» EXERCISE INSTRUCTIONS
Nothing should be left out: output all of the entries exactly.

» MATERIAL FOR THIS EXERCISE
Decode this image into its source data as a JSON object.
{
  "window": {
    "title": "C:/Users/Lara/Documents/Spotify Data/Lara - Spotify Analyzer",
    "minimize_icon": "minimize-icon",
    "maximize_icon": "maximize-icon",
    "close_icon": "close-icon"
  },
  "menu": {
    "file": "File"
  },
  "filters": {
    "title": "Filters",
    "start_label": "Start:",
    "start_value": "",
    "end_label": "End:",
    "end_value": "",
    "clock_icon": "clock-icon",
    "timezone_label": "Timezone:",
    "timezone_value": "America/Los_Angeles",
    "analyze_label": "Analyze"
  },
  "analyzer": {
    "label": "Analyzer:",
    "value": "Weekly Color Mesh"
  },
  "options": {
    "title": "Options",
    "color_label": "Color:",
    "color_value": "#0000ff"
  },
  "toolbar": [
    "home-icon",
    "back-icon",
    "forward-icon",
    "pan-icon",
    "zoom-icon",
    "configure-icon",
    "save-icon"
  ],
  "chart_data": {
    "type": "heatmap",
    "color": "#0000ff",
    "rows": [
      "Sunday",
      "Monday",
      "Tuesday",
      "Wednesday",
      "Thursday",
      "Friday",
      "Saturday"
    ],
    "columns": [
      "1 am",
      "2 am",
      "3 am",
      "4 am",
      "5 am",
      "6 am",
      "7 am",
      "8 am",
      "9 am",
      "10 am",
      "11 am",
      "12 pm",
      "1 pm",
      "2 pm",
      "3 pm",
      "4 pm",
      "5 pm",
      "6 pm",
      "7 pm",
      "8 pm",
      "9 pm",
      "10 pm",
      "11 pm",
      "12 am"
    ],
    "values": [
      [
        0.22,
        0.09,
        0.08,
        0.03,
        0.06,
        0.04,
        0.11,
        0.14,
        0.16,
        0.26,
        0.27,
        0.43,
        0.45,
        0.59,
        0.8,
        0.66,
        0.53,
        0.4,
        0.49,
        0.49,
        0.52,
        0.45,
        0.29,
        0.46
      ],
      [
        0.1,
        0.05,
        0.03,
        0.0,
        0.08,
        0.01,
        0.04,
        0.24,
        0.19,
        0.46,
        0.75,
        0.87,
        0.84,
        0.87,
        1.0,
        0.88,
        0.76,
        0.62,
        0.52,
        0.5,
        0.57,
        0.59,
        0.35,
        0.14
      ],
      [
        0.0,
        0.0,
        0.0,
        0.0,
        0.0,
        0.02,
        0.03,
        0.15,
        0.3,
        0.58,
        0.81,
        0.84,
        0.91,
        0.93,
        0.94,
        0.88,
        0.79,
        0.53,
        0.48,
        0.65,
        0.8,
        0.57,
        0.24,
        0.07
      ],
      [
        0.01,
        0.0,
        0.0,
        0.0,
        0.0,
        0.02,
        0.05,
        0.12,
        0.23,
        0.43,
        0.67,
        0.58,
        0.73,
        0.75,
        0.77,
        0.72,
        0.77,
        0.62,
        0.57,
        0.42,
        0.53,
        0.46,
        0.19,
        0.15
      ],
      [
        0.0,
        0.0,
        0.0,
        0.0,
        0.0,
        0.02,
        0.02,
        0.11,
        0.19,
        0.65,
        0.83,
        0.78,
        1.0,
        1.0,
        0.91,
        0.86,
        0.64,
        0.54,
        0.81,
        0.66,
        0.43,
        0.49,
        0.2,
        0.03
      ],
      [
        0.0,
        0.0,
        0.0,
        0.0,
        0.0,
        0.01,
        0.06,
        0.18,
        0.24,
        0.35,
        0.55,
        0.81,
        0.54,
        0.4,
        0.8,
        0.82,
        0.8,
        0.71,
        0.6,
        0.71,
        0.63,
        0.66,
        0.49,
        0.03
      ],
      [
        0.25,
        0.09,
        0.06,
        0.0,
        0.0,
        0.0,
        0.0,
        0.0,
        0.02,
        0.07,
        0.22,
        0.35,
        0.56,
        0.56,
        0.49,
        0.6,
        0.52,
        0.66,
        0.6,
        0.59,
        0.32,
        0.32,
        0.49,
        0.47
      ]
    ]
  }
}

» COMPLETE ANSWER
Decode this image into its source data as a JSON object.
{
  "window": {
    "title": "C:/Users/Lara/Documents/Spotify Data/Lara - Spotify Analyzer",
    "minimize_icon": "minimize-icon",
    "maximize_icon": "maximize-icon",
    "close_icon": "close-icon"
  },
  "menu": {
    "file": "File"
  },
  "filters": {
    "title": "Filters",
    "start_label": "Start:",
    "start_value": "",
    "end_label": "End:",
    "end_value": "",
    "clock_icon": "clock-icon",
    "timezone_label": "Timezone:",
    "timezone_value": "America/Los_Angeles",
    "analyze_label": "Analyze"
  },
  "analyzer": {
    "label": "Analyzer:",
    "value": "Weekly Color Mesh"
  },
  "options": {
    "title": "Options",
    "color_label": "Color:",
    "color_value": "#0000ff"
  },
  "toolbar": [
    "home-icon",
    "back-icon",
    "forward-icon",
    "pan-icon",
    "zoom-icon",
    "configure-icon",
    "save-icon"
  ],
  "chart_data": {
    "type": "heatmap",
    "color": "#0000ff",
    "rows": [
      "Sunday",
      "Monday",
      "Tuesday",
      "Wednesday",
      "Thursday",
      "Friday",
      "Saturday"
    ],
    "columns": [
      "1 am",
      "2 am",
      "3 am",
      "4 am",
      "5 am",
      "6 am",
      "7 am",
      "8 am",
      "9 am",
      "10 am",
      "11 am",
      "12 pm",
      "1 pm",
      "2 pm",
      "3 pm",
      "4 pm",
      "5 pm",
      "6 pm",
      "7 pm",
      "8 pm",
      "9 pm",
      "10 pm",
      "11 pm",
      "12 am"
    ],
    "values": [
      [
        0.22,
        0.09,
        0.08,
        0.03,
        0.06,
        0.04,
        0.11,
        0.14,
        0.16,
        0.26,
        0.27,
        0.43,
        0.45,
        0.59,
        0.8,
        0.66,
        0.53,
        0.4,
        0.49,
        0.49,
        0.52,
        0.45,
        0.29,
        0.46
      ],
      [
        0.1,
        0.05,
        0.03,
        0.0,
        0.08,
        0.01,
        0.04,
        0.24,
        0.19,
        0.46,
        0.75,
        0.87,
        0.84,
        0.87,
        1.0,
        0.88,
        0.76,
        0.62,
        0.52,
        0.5,
        0.57,
        0.59,
        0.35,
        0.14
      ],
      [
        0.0,
        0.0,
        0.0,
        0.0,
        0.0,
        0.02,
        0.03,
        0.15,
        0.3,
        0.58,
        0.81,
        0.84,
        0.91,
        0.93,
        0.94,
        0.88,
        0.79,
        0.53,
        0.48,
        0.65,
        0.8,
        0.57,
        0.24,
        0.07
      ],
      [
        0.01,
        0.0,
        0.0,
        0.0,
        0.0,
        0.02,
        0.05,
        0.12,
        0.23,
        0.43,
        0.67,
        0.58,
        0.73,
        0.75,
        0.77,
        0.72,
        0.77,
        0.62,
        0.57,
        0.42,
        0.53,
        0.46,
        0.19,
        0.15
      ],
      [
        0.0,
        0.0,
        0.0,
        0.0,
        0.0,
        0.02,
        0.02,
        0.11,
        0.19,
        0.65,
        0.83,
        0.78,
        1.0,
        1.0,
        0.91,
        0.86,
        0.64,
        0.54,
        0.81,
        0.66,
        0.43,
        0.49,
        0.2,
        0.03
      ],
      [
        0.0,
        0.0,
        0.0,
        0.0,
        0.0,
        0.01,
        0.06,
        0.18,
        0.24,
        0.35,
        0.55,
        0.81,
        0.54,
        0.4,
        0.8,
        0.82,
        0.8,
        0.71,
        0.6,
        0.71,
        0.63,
        0.66,
        0.49,
        0.03
      ],
      [
        0.25,
        0.09,
        0.06,
        0.0,
        0.0,
        0.0,
        0.0,
        0.0,
        0.02,
        0.07,
        0.22,
        0.35,
        0.56,
        0.56,
        0.49,
        0.6,
        0.52,
        0.66,
        0.6,
        0.59,
        0.32,
        0.32,
        0.49,
        0.47
      ]
    ]
  }
}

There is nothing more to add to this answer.